Given instruction »
Reproduce the data below verbatim, preserving every line in its original order.

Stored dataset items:
..........
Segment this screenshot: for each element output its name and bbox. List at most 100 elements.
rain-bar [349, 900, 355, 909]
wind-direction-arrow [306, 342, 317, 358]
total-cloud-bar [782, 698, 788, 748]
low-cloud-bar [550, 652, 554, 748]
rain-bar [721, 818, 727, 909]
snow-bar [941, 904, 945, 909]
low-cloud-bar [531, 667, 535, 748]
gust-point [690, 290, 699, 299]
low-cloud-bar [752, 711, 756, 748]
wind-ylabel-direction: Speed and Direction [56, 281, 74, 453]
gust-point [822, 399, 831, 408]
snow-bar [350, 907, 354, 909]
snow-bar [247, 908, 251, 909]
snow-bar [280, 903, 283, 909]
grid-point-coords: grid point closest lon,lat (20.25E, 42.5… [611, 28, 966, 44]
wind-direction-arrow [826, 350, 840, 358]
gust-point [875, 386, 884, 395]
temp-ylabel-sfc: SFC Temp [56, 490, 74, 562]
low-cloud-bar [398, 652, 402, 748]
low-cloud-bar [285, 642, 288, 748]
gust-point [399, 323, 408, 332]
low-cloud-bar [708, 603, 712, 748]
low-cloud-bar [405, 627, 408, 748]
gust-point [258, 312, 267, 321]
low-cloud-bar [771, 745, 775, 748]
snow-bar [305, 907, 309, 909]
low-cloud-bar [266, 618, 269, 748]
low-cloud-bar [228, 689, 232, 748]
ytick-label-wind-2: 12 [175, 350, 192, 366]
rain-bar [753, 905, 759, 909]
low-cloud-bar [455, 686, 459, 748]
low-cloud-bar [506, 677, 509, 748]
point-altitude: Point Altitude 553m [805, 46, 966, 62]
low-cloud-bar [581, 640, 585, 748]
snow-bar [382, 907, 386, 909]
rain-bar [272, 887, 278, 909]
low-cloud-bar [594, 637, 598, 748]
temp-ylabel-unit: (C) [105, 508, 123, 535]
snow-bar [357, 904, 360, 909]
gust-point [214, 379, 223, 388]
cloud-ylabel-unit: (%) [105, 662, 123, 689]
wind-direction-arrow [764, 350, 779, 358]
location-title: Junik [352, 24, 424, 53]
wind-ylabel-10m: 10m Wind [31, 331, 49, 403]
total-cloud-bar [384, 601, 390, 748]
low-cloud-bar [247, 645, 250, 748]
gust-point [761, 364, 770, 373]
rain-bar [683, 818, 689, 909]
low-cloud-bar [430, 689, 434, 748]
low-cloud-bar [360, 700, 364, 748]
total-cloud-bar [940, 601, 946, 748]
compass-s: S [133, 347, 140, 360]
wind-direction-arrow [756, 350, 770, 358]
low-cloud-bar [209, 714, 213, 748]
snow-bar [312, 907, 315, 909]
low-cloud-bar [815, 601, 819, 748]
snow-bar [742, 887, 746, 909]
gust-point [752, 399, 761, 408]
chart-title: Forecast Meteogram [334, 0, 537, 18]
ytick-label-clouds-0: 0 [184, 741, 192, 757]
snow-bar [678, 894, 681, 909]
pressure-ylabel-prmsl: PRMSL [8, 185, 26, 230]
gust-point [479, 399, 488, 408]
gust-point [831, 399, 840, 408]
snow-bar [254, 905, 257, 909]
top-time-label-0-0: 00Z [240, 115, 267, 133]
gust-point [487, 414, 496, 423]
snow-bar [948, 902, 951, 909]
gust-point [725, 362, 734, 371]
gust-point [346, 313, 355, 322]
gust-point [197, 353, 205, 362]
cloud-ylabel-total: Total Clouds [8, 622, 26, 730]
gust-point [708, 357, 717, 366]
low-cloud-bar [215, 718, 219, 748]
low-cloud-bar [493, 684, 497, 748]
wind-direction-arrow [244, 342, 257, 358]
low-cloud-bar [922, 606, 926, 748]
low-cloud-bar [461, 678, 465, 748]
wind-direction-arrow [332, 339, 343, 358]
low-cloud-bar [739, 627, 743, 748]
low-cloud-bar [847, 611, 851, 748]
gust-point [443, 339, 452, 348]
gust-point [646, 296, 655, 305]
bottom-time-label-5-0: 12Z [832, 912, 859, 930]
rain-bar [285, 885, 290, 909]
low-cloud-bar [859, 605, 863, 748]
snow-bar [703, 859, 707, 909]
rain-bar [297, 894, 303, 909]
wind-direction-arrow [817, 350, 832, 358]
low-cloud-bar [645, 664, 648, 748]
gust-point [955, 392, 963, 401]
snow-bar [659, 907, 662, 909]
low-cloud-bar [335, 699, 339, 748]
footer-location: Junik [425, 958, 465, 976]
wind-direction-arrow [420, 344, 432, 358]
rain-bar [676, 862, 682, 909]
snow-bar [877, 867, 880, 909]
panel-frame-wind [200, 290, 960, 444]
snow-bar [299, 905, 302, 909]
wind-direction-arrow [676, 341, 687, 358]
..........
Full answer »
Segment this screenshot: for each element output its name and bbox. List at most 100 elements.
rain-bar [349, 900, 355, 909]
wind-direction-arrow [306, 342, 317, 358]
total-cloud-bar [782, 698, 788, 748]
low-cloud-bar [550, 652, 554, 748]
rain-bar [721, 818, 727, 909]
snow-bar [941, 904, 945, 909]
low-cloud-bar [531, 667, 535, 748]
gust-point [690, 290, 699, 299]
low-cloud-bar [752, 711, 756, 748]
wind-ylabel-direction: Speed and Direction [56, 281, 74, 453]
gust-point [822, 399, 831, 408]
snow-bar [350, 907, 354, 909]
snow-bar [247, 908, 251, 909]
snow-bar [280, 903, 283, 909]
grid-point-coords: grid point closest lon,lat (20.25E, 42.5… [611, 28, 966, 44]
wind-direction-arrow [826, 350, 840, 358]
gust-point [875, 386, 884, 395]
temp-ylabel-sfc: SFC Temp [56, 490, 74, 562]
low-cloud-bar [398, 652, 402, 748]
low-cloud-bar [285, 642, 288, 748]
gust-point [399, 323, 408, 332]
low-cloud-bar [708, 603, 712, 748]
low-cloud-bar [405, 627, 408, 748]
gust-point [258, 312, 267, 321]
low-cloud-bar [771, 745, 775, 748]
snow-bar [305, 907, 309, 909]
low-cloud-bar [266, 618, 269, 748]
low-cloud-bar [228, 689, 232, 748]
ytick-label-wind-2: 12 [175, 350, 192, 366]
rain-bar [753, 905, 759, 909]
low-cloud-bar [455, 686, 459, 748]
low-cloud-bar [506, 677, 509, 748]
point-altitude: Point Altitude 553m [805, 46, 966, 62]
low-cloud-bar [581, 640, 585, 748]
snow-bar [382, 907, 386, 909]
rain-bar [272, 887, 278, 909]
low-cloud-bar [594, 637, 598, 748]
temp-ylabel-unit: (C) [105, 508, 123, 535]
snow-bar [357, 904, 360, 909]
gust-point [214, 379, 223, 388]
cloud-ylabel-unit: (%) [105, 662, 123, 689]
wind-direction-arrow [764, 350, 779, 358]
location-title: Junik [352, 24, 424, 53]
wind-ylabel-10m: 10m Wind [31, 331, 49, 403]
total-cloud-bar [384, 601, 390, 748]
low-cloud-bar [247, 645, 250, 748]
gust-point [761, 364, 770, 373]
rain-bar [683, 818, 689, 909]
low-cloud-bar [430, 689, 434, 748]
low-cloud-bar [360, 700, 364, 748]
total-cloud-bar [940, 601, 946, 748]
compass-s: S [133, 347, 140, 360]
wind-direction-arrow [756, 350, 770, 358]
low-cloud-bar [209, 714, 213, 748]
snow-bar [312, 907, 315, 909]
low-cloud-bar [815, 601, 819, 748]
snow-bar [742, 887, 746, 909]
gust-point [752, 399, 761, 408]
chart-title: Forecast Meteogram [334, 0, 537, 18]
ytick-label-clouds-0: 0 [184, 741, 192, 757]
snow-bar [678, 894, 681, 909]
pressure-ylabel-prmsl: PRMSL [8, 185, 26, 230]
gust-point [479, 399, 488, 408]
gust-point [831, 399, 840, 408]
snow-bar [254, 905, 257, 909]
top-time-label-0-0: 00Z [240, 115, 267, 133]
gust-point [487, 414, 496, 423]
snow-bar [948, 902, 951, 909]
gust-point [725, 362, 734, 371]
gust-point [346, 313, 355, 322]
gust-point [197, 353, 205, 362]
cloud-ylabel-total: Total Clouds [8, 622, 26, 730]
gust-point [708, 357, 717, 366]
low-cloud-bar [215, 718, 219, 748]
low-cloud-bar [493, 684, 497, 748]
wind-direction-arrow [244, 342, 257, 358]
low-cloud-bar [922, 606, 926, 748]
low-cloud-bar [461, 678, 465, 748]
wind-direction-arrow [332, 339, 343, 358]
low-cloud-bar [739, 627, 743, 748]
low-cloud-bar [847, 611, 851, 748]
gust-point [443, 339, 452, 348]
gust-point [646, 296, 655, 305]
bottom-time-label-5-0: 12Z [832, 912, 859, 930]
rain-bar [285, 885, 290, 909]
low-cloud-bar [859, 605, 863, 748]
snow-bar [703, 859, 707, 909]
rain-bar [297, 894, 303, 909]
wind-direction-arrow [817, 350, 832, 358]
low-cloud-bar [645, 664, 648, 748]
gust-point [955, 392, 963, 401]
snow-bar [659, 907, 662, 909]
low-cloud-bar [335, 699, 339, 748]
footer-location: Junik [425, 958, 465, 976]
wind-direction-arrow [420, 344, 432, 358]
rain-bar [676, 862, 682, 909]
snow-bar [877, 867, 880, 909]
panel-frame-wind [200, 290, 960, 444]
snow-bar [299, 905, 302, 909]
wind-direction-arrow [676, 341, 687, 358]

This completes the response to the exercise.